Data entries for graphics:
================

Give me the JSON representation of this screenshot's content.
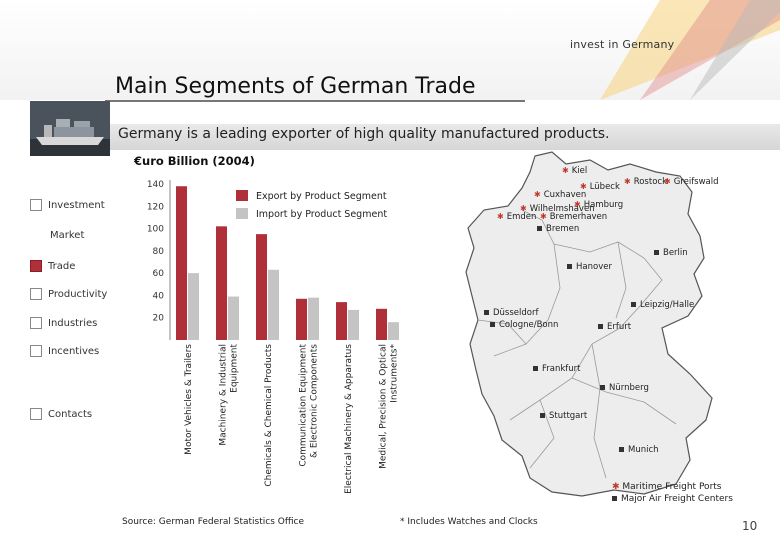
{
  "header": {
    "logo_text": "invest in Germany",
    "title": "Main Segments of German Trade",
    "subtitle": "Germany is a leading exporter of high quality manufactured products."
  },
  "sidebar": {
    "items": [
      {
        "label": "Investment",
        "active": false
      },
      {
        "label": "Market",
        "active": false
      },
      {
        "label": "Trade",
        "active": true
      },
      {
        "label": "Productivity",
        "active": false
      },
      {
        "label": "Industries",
        "active": false
      },
      {
        "label": "Incentives",
        "active": false
      },
      {
        "label": "Contacts",
        "active": false
      }
    ]
  },
  "chart_data": {
    "type": "bar",
    "title": "€uro Billion (2004)",
    "ylim": [
      0,
      140
    ],
    "yticks": [
      20,
      40,
      60,
      80,
      100,
      120,
      140
    ],
    "categories": [
      "Motor Vehicles & Trailers",
      "Machinery & Industrial Equipment",
      "Chemicals & Chemical Products",
      "Communication Equipment & Electronic Components",
      "Electrical Machinery & Apparatus",
      "Medical, Precision & Optical Instruments*"
    ],
    "category_lines": [
      [
        "Motor Vehicles & Trailers"
      ],
      [
        "Machinery & Industrial",
        "Equipment"
      ],
      [
        "Chemicals & Chemical Products"
      ],
      [
        "Communication Equipment",
        "& Electronic Components"
      ],
      [
        "Electrical Machinery & Apparatus"
      ],
      [
        "Medical, Precision & Optical",
        "Instruments*"
      ]
    ],
    "series": [
      {
        "name": "Export by Product Segment",
        "color": "#b0303a",
        "values": [
          138,
          102,
          95,
          37,
          34,
          28
        ]
      },
      {
        "name": "Import by Product Segment",
        "color": "#c4c4c4",
        "values": [
          60,
          39,
          63,
          38,
          27,
          16
        ]
      }
    ],
    "legend_position": "top"
  },
  "map": {
    "cities": [
      {
        "name": "Kiel",
        "port": true
      },
      {
        "name": "Lübeck",
        "port": true
      },
      {
        "name": "Rostock",
        "port": true
      },
      {
        "name": "Greifswald",
        "port": true
      },
      {
        "name": "Cuxhaven",
        "port": true
      },
      {
        "name": "Hamburg",
        "port": true
      },
      {
        "name": "Wilhelmshaven",
        "port": true
      },
      {
        "name": "Emden",
        "port": true
      },
      {
        "name": "Bremerhaven",
        "port": true
      },
      {
        "name": "Bremen",
        "port": true
      },
      {
        "name": "Berlin",
        "port": false
      },
      {
        "name": "Hanover",
        "port": false
      },
      {
        "name": "Leipzig/Halle",
        "port": false
      },
      {
        "name": "Düsseldorf",
        "port": false
      },
      {
        "name": "Cologne/Bonn",
        "port": false
      },
      {
        "name": "Erfurt",
        "port": false
      },
      {
        "name": "Frankfurt",
        "port": false
      },
      {
        "name": "Nürnberg",
        "port": false
      },
      {
        "name": "Stuttgart",
        "port": false
      },
      {
        "name": "Munich",
        "port": false
      }
    ],
    "legend": {
      "ports": "Maritime Freight Ports",
      "airports": "Major Air Freight Centers"
    }
  },
  "footer": {
    "source": "Source: German Federal Statistics Office",
    "note": "* Includes Watches and Clocks",
    "page": "10"
  }
}
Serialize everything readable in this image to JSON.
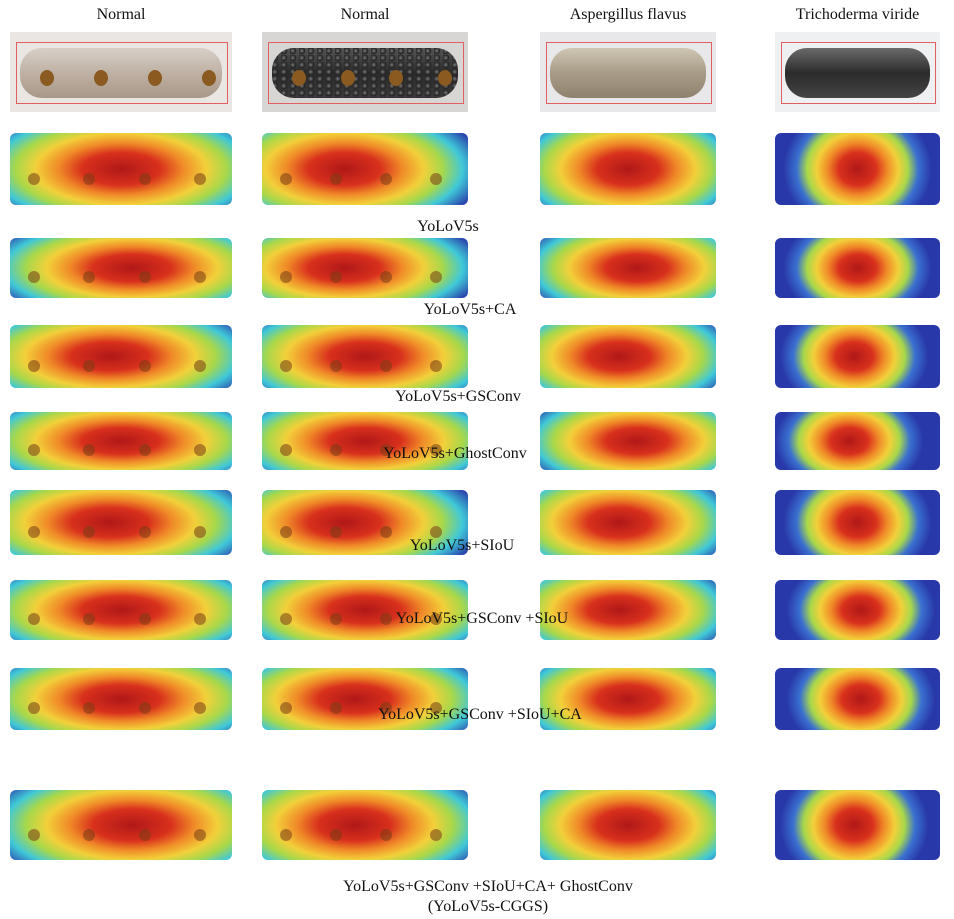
{
  "headers": [
    "Normal",
    "Normal",
    "Aspergillus flavus",
    "Trichoderma viride"
  ],
  "rows": [
    {
      "label": "YoLoV5s"
    },
    {
      "label": "YoLoV5s+CA"
    },
    {
      "label": "YoLoV5s+GSConv"
    },
    {
      "label": "YoLoV5s+GhostConv"
    },
    {
      "label": "YoLoV5s+SIoU"
    },
    {
      "label": "YoLoV5s+GSConv +SIoU"
    },
    {
      "label": "YoLoV5s+GSConv +SIoU+CA"
    },
    {
      "label": "YoLoV5s+GSConv +SIoU+CA+ GhostConv",
      "sublabel": "(YoLoV5s-CGGS)"
    }
  ]
}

================

Task goal: Find every line above that contains the word "GhostConv", and return each one.

Result:
      "label": "YoLoV5s+GhostConv"
      "label": "YoLoV5s+GSConv +SIoU+CA+ GhostConv",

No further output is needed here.